To be done
Each line that holds the word "effort" counts once. Give the total number of such lines and nothing else.

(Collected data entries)

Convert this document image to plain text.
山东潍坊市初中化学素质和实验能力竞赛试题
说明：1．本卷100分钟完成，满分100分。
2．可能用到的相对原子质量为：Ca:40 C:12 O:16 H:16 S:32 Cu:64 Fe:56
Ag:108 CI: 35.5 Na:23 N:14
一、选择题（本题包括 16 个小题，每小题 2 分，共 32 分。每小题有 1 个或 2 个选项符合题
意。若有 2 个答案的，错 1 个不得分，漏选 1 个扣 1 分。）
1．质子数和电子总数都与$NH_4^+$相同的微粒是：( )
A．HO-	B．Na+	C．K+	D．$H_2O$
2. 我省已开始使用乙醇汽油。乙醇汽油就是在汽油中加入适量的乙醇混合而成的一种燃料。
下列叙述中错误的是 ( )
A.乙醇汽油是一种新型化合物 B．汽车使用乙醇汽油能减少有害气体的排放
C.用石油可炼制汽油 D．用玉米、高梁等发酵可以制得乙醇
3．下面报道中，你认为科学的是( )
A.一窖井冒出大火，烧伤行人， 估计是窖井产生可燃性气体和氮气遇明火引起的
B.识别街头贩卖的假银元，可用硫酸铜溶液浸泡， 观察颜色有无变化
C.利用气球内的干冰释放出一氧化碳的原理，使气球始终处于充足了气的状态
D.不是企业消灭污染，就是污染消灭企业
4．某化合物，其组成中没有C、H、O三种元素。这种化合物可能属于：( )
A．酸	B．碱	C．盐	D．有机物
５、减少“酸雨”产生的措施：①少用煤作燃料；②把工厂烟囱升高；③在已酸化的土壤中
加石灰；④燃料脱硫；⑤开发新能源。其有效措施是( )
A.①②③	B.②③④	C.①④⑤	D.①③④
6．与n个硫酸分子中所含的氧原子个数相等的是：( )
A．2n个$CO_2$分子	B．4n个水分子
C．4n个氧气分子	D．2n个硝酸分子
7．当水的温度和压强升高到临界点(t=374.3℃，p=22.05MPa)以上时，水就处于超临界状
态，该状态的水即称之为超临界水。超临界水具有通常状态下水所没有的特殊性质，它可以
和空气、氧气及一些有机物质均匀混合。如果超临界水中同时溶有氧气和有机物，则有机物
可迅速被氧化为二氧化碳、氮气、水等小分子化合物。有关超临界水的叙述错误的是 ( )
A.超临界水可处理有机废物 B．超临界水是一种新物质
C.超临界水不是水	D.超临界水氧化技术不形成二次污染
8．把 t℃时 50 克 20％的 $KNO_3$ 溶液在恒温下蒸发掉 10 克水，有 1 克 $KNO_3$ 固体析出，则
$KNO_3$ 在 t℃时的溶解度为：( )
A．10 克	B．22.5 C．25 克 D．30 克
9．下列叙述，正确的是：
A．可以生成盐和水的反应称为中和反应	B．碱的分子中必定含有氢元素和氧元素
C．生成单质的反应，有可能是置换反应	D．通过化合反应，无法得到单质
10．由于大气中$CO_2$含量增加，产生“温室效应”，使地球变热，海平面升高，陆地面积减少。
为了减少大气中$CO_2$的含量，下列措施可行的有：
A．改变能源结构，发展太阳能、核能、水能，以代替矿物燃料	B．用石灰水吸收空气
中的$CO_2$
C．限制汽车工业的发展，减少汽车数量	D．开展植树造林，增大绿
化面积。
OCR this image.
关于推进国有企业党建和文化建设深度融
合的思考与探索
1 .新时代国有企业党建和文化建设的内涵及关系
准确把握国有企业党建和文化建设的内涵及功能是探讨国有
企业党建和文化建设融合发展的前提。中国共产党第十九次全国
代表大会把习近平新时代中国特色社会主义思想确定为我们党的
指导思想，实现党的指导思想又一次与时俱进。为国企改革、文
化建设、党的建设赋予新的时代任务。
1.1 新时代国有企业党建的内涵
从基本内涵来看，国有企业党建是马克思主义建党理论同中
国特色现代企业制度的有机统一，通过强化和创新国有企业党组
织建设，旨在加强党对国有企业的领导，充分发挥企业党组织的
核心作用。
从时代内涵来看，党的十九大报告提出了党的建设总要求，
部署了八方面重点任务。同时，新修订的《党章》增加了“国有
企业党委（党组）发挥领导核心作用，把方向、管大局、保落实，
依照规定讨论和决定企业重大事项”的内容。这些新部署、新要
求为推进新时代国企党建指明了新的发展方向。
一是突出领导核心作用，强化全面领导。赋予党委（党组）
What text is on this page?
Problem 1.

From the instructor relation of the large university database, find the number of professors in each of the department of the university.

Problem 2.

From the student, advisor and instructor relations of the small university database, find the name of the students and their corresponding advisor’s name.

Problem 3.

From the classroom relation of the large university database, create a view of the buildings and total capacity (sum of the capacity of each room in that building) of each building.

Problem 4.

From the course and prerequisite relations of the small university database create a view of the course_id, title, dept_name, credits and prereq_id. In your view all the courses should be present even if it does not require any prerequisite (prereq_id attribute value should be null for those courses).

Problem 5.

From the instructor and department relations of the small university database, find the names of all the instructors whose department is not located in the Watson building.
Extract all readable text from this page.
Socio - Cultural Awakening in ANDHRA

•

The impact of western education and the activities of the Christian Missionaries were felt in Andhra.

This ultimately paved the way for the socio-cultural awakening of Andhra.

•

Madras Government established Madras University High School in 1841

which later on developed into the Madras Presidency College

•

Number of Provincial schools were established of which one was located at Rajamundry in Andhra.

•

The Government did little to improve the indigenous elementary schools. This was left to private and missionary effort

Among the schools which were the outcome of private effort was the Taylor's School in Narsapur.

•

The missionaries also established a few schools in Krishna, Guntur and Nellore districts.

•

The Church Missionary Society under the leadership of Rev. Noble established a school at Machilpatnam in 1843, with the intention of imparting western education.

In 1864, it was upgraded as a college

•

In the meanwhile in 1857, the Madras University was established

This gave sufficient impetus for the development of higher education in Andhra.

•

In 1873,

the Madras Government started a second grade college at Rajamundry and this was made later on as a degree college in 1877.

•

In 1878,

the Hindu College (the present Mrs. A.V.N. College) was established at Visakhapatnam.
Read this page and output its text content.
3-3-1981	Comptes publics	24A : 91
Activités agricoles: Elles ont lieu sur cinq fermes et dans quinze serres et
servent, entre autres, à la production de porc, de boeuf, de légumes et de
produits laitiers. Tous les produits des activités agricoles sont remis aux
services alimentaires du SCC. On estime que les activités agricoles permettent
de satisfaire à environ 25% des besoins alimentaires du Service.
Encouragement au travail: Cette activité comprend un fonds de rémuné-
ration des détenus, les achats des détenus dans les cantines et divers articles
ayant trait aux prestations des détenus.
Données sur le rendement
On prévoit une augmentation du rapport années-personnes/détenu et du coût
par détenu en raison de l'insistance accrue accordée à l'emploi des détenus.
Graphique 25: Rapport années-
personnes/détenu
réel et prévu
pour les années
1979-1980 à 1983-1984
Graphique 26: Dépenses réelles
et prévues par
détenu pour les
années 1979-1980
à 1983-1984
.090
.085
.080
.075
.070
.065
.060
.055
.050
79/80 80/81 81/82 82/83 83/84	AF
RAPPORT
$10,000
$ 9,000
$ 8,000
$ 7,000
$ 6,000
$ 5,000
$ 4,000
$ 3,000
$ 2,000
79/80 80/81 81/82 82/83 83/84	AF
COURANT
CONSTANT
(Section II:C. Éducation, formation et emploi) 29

Exercise output
2